• _WHAT IS NEEDED_: Pull out every line below that contains the word "西安新房成交面积段对比".

• _EXERCISE DATA_:

==============================

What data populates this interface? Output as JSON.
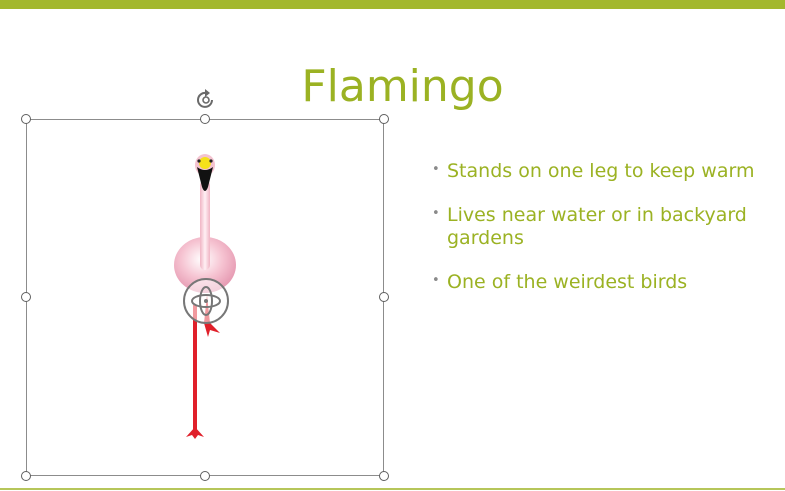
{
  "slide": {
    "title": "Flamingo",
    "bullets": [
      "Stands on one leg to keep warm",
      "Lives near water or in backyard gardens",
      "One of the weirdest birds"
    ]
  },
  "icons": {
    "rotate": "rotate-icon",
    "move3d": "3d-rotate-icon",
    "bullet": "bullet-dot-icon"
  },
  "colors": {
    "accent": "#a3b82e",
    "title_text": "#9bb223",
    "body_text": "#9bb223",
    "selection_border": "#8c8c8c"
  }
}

==============================

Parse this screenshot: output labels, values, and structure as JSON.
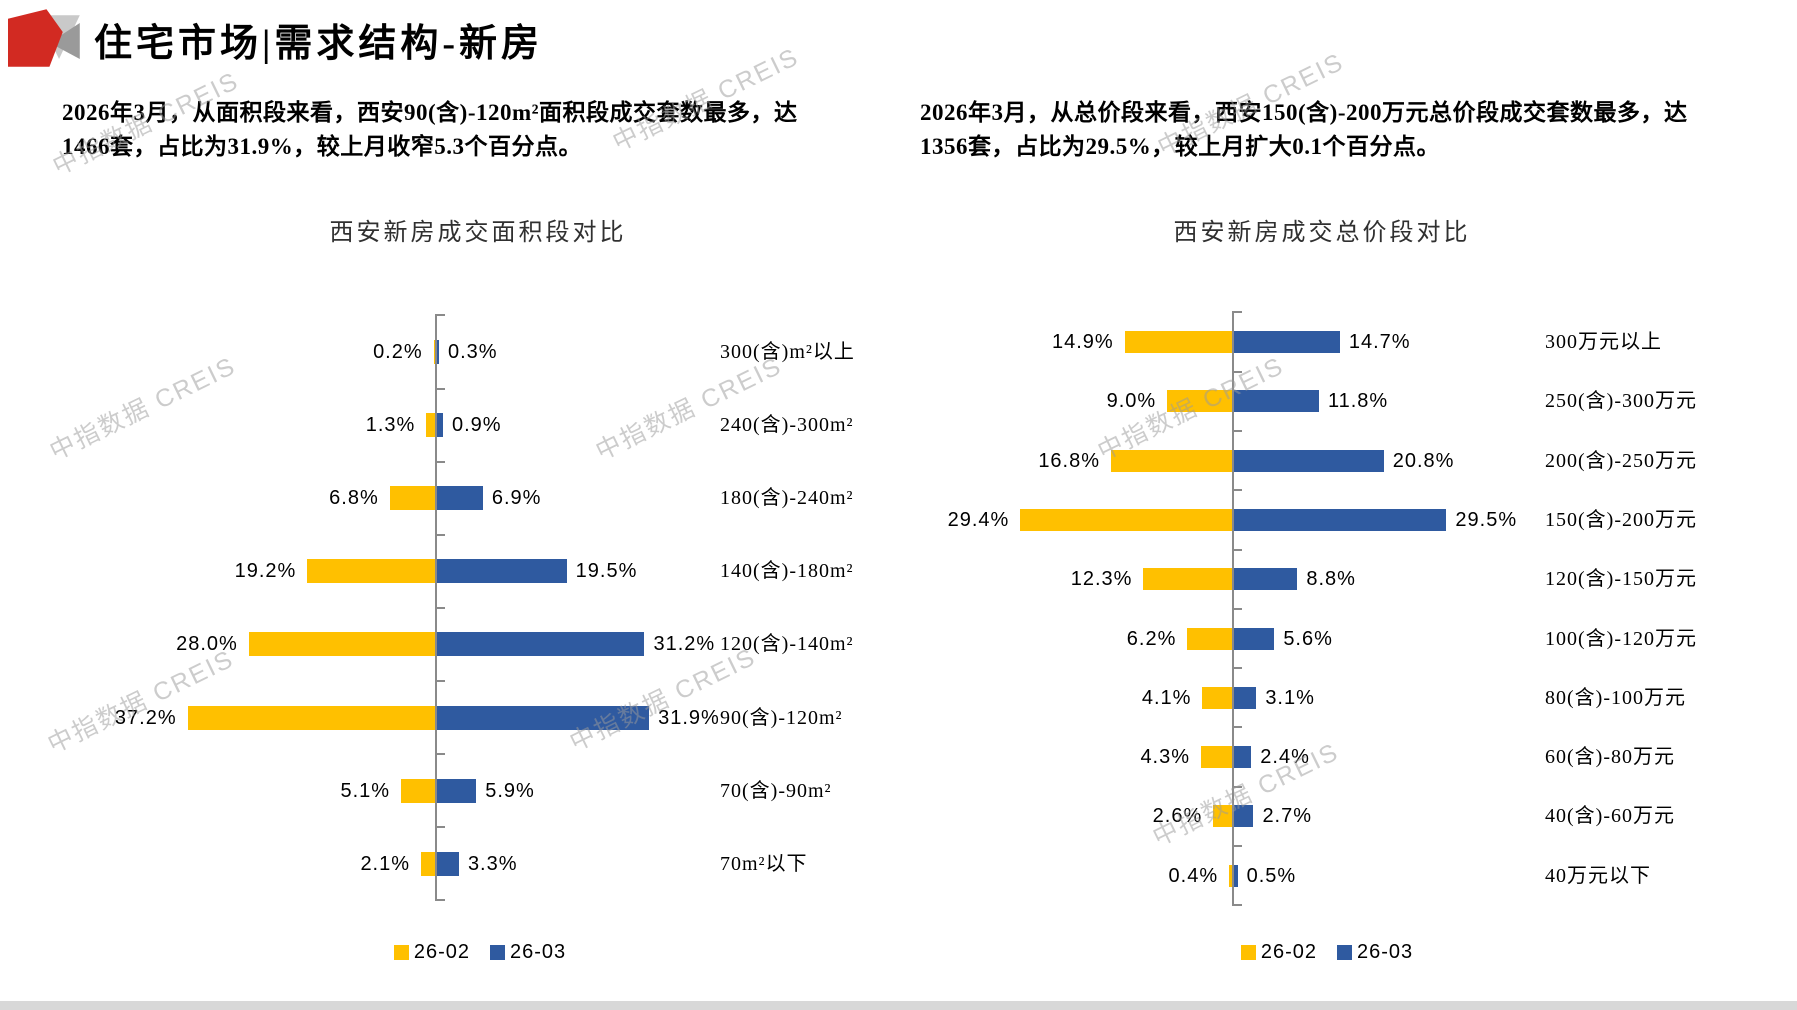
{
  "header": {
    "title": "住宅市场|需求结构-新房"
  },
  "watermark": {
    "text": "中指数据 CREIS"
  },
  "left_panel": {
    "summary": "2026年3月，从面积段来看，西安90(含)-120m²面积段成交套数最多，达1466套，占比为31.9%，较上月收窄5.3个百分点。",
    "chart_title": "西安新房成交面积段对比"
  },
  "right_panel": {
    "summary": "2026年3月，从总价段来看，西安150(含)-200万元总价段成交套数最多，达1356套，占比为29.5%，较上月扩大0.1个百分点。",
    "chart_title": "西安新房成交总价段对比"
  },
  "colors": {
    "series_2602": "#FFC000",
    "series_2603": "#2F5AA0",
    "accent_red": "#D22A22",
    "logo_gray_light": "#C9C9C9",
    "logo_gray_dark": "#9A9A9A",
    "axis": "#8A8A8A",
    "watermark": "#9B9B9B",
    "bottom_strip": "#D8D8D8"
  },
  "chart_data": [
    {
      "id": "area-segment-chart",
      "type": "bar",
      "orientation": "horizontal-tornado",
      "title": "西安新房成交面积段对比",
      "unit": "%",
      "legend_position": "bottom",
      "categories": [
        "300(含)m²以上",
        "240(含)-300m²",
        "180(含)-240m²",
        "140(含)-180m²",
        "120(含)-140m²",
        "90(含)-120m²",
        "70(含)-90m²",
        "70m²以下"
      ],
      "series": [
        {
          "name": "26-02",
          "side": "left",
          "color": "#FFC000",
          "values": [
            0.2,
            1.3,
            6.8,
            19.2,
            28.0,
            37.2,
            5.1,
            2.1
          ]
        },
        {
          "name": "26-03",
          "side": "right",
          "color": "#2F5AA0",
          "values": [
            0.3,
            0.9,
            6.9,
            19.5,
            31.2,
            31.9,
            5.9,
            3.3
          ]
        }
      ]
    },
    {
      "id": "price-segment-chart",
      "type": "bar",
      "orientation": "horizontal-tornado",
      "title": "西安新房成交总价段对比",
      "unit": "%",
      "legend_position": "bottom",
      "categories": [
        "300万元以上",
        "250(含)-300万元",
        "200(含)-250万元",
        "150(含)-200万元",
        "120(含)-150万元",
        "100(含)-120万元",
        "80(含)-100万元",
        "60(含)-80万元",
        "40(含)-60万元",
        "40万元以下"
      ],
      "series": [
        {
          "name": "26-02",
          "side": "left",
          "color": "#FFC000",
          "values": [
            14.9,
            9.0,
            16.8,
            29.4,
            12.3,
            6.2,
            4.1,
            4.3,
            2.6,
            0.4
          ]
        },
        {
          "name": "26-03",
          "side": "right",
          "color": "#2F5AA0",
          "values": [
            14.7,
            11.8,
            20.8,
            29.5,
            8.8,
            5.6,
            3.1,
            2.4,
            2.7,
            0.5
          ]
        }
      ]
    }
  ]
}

==============================

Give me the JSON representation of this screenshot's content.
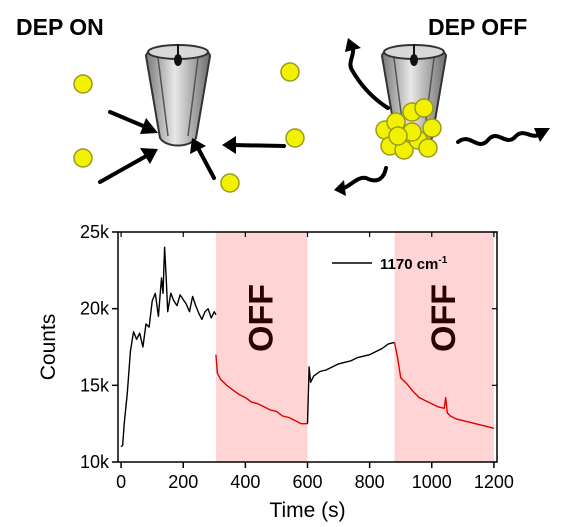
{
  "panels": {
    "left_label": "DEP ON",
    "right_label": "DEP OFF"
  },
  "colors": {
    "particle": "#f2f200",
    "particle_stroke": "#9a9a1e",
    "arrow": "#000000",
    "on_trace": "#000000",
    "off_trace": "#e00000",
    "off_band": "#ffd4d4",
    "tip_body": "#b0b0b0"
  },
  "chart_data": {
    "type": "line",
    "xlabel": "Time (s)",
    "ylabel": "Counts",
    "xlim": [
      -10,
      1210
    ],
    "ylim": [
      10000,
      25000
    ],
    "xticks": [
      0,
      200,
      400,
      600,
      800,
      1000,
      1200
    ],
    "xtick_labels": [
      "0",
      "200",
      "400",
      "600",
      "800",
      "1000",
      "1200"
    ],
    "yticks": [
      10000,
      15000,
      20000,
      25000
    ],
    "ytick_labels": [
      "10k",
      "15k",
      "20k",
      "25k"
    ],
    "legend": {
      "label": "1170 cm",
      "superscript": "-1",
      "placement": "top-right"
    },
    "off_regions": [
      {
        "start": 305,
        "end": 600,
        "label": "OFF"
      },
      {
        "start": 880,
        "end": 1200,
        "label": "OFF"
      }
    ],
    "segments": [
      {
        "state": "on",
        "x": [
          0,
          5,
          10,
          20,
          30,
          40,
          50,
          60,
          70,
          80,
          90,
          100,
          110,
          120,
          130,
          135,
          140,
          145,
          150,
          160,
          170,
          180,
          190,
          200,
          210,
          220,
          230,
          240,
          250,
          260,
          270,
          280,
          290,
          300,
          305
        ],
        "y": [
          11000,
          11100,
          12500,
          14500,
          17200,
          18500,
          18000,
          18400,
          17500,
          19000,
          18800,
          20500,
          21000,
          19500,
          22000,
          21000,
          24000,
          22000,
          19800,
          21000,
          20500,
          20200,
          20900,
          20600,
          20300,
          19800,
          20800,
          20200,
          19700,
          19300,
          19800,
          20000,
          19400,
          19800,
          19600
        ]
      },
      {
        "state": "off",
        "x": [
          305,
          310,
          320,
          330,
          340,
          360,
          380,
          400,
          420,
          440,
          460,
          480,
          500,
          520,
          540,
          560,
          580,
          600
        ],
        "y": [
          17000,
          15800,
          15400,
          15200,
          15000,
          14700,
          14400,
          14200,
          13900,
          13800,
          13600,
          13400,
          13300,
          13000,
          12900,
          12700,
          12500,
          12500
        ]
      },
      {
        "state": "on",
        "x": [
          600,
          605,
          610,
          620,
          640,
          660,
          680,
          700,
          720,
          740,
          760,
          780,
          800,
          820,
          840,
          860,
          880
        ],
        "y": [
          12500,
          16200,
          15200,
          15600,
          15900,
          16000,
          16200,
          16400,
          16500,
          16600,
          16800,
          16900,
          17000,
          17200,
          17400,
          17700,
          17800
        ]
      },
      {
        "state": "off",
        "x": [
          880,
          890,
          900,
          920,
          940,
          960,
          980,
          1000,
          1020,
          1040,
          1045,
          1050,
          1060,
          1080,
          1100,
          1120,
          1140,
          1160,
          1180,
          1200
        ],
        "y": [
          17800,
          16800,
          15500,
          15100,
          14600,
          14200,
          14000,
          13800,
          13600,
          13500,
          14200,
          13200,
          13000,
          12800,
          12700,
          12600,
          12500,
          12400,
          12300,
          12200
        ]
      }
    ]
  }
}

==============================

• _SOLUTION_:
    "chart_title": "西安新房成交面积段对比"
      "title": "西安新房成交面积段对比",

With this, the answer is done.